- What the exercise asks
List each line in which the string "surprised" appears.

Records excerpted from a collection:

════════════════════

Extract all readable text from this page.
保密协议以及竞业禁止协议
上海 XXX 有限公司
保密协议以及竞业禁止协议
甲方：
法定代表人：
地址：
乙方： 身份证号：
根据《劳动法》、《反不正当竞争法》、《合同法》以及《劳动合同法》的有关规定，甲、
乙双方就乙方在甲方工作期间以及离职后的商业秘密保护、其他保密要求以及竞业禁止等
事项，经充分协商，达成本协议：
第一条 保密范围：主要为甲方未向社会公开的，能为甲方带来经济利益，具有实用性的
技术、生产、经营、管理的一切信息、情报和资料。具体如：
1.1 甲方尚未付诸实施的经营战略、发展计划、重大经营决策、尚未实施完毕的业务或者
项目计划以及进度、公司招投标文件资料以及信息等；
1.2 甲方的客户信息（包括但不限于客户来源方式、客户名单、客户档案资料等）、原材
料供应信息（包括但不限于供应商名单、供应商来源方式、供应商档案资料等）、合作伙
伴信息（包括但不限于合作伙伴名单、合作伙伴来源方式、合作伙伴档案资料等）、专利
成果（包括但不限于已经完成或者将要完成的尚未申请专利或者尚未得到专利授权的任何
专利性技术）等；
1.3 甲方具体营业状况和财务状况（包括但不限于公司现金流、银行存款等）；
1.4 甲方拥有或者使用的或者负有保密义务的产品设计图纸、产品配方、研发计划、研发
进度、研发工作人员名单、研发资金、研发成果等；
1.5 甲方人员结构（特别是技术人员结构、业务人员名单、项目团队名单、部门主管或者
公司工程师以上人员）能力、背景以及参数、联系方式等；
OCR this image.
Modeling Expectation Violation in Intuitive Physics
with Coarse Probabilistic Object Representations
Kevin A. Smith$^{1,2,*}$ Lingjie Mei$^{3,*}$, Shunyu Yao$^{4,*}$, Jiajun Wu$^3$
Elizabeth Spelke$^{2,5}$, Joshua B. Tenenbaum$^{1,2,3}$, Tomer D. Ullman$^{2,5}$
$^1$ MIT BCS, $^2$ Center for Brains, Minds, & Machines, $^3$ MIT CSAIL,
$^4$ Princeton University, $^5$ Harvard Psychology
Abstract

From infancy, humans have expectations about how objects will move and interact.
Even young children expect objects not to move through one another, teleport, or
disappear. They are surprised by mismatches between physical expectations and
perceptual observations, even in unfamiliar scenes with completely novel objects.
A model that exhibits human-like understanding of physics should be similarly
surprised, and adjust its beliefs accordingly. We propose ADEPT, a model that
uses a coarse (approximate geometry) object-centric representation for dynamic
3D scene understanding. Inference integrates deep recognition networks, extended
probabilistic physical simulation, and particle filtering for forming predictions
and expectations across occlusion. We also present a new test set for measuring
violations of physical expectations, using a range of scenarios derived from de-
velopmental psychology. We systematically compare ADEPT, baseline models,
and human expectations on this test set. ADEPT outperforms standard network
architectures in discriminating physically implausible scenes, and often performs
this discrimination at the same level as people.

════════════════════

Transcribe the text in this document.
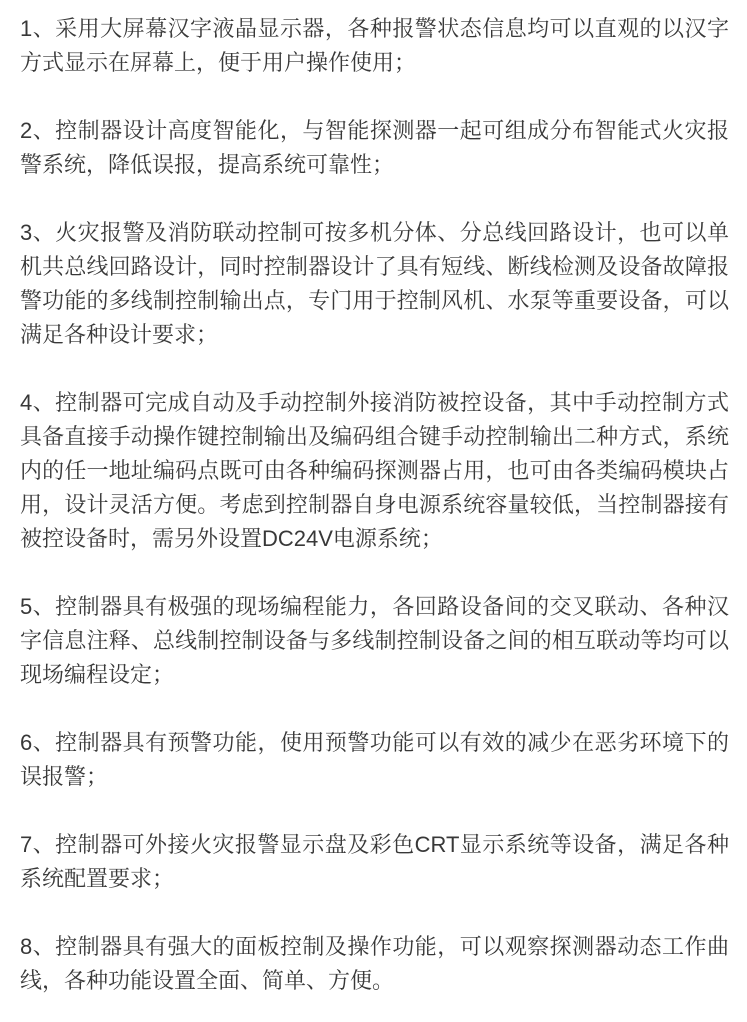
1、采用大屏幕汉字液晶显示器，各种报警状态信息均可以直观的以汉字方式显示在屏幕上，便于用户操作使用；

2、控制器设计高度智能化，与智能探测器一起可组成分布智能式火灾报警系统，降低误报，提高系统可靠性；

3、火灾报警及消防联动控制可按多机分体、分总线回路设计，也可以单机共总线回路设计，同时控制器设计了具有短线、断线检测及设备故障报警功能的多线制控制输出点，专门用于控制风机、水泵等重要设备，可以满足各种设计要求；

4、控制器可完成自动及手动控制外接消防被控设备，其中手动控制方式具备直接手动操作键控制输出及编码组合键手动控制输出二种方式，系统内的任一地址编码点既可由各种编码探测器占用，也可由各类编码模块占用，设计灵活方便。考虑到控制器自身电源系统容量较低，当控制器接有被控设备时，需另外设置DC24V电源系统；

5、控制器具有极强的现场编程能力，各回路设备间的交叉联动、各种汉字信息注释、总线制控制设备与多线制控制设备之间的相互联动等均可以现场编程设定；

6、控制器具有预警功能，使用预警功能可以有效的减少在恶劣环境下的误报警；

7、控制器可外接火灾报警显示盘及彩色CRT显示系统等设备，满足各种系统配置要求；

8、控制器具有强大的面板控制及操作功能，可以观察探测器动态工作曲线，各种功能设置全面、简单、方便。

════════════════════

- Solution for this task
disappear. They are surprised by mismatches between physical expectations and
surprised, and adjust its beliefs accordingly. We propose ADEPT, a model that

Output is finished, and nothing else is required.